§ **EXERCISE DIRECTIONS**
State how many lines of the entries hold the string "construída", and nothing more.

═══

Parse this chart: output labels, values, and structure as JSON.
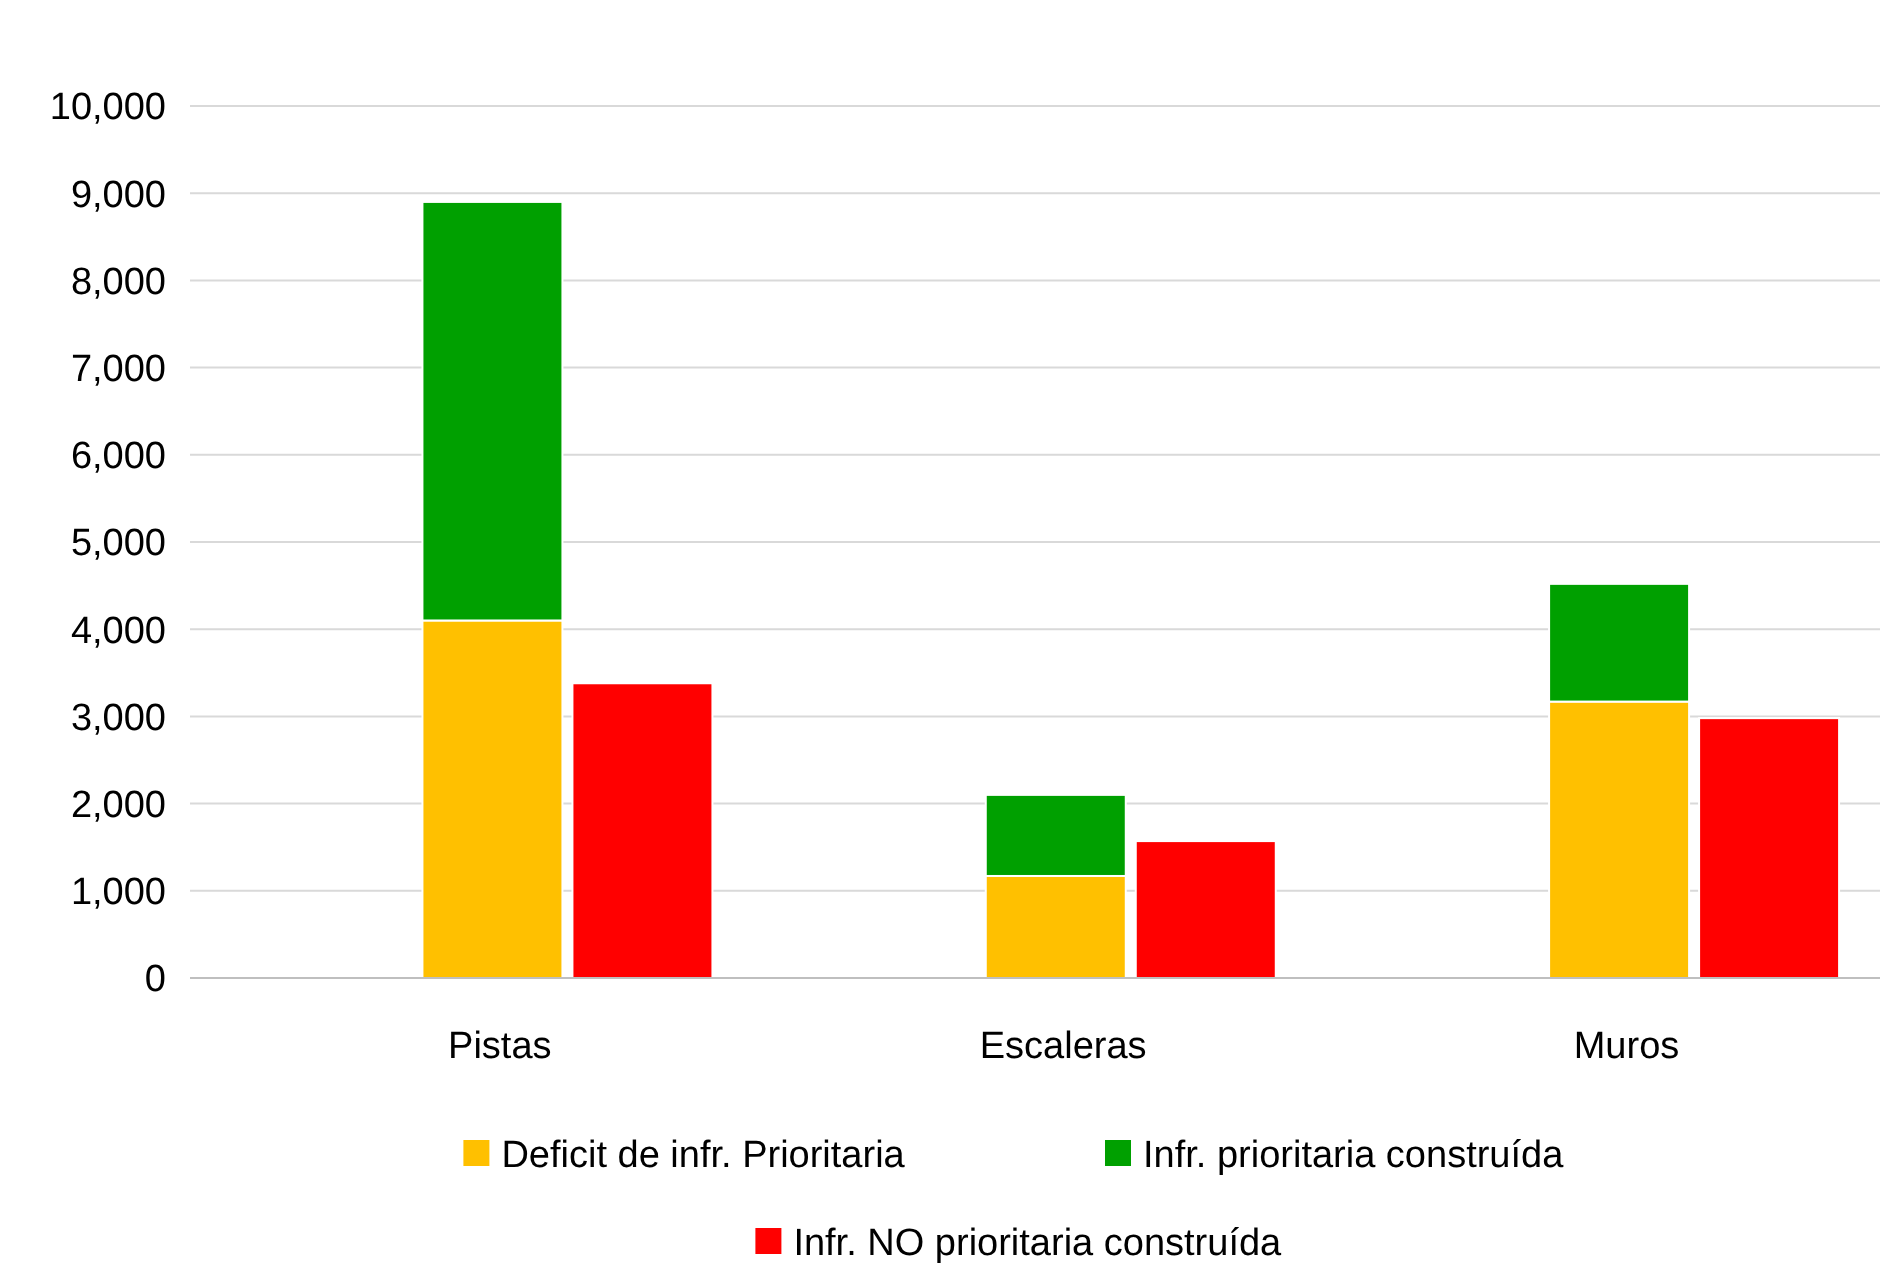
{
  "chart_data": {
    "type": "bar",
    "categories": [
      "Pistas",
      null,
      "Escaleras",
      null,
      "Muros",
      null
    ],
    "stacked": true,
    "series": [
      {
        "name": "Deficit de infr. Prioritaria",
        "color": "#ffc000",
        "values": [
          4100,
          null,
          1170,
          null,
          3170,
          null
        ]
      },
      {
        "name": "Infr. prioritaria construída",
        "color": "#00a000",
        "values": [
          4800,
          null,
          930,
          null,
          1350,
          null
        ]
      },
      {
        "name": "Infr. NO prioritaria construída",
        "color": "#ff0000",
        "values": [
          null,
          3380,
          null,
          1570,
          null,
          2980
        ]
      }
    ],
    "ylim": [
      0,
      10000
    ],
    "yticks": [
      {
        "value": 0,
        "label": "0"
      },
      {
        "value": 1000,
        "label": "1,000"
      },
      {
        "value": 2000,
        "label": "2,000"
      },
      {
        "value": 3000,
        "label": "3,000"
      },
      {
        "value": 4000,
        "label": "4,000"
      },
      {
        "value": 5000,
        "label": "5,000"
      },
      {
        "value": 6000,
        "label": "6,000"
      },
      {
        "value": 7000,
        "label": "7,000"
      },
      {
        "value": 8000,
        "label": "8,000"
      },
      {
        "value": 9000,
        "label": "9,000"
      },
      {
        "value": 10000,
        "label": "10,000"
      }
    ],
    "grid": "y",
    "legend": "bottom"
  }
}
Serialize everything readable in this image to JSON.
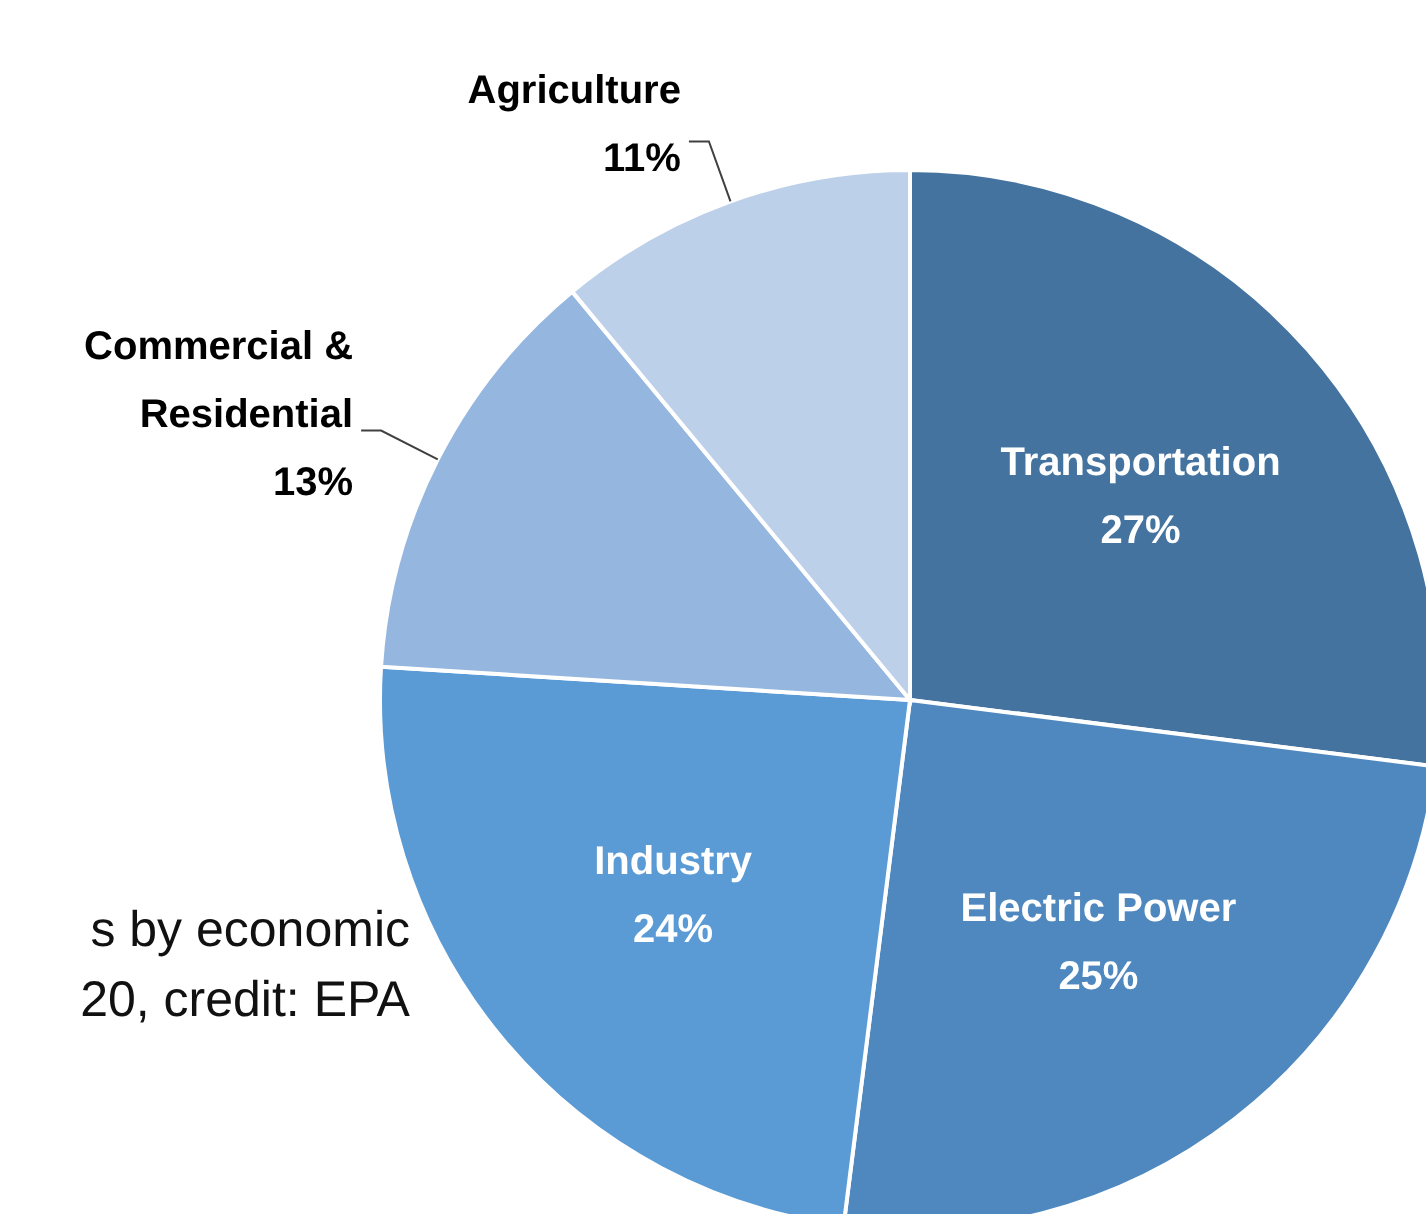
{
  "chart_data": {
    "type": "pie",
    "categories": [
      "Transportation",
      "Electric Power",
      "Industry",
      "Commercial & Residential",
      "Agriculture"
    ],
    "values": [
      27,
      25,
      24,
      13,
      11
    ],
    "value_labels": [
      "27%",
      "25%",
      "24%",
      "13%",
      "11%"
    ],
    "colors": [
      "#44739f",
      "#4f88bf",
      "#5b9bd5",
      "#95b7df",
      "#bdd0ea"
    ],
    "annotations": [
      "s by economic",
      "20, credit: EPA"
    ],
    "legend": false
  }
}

═══

§ **OUTPUT FOR THIS EXERCISE**
2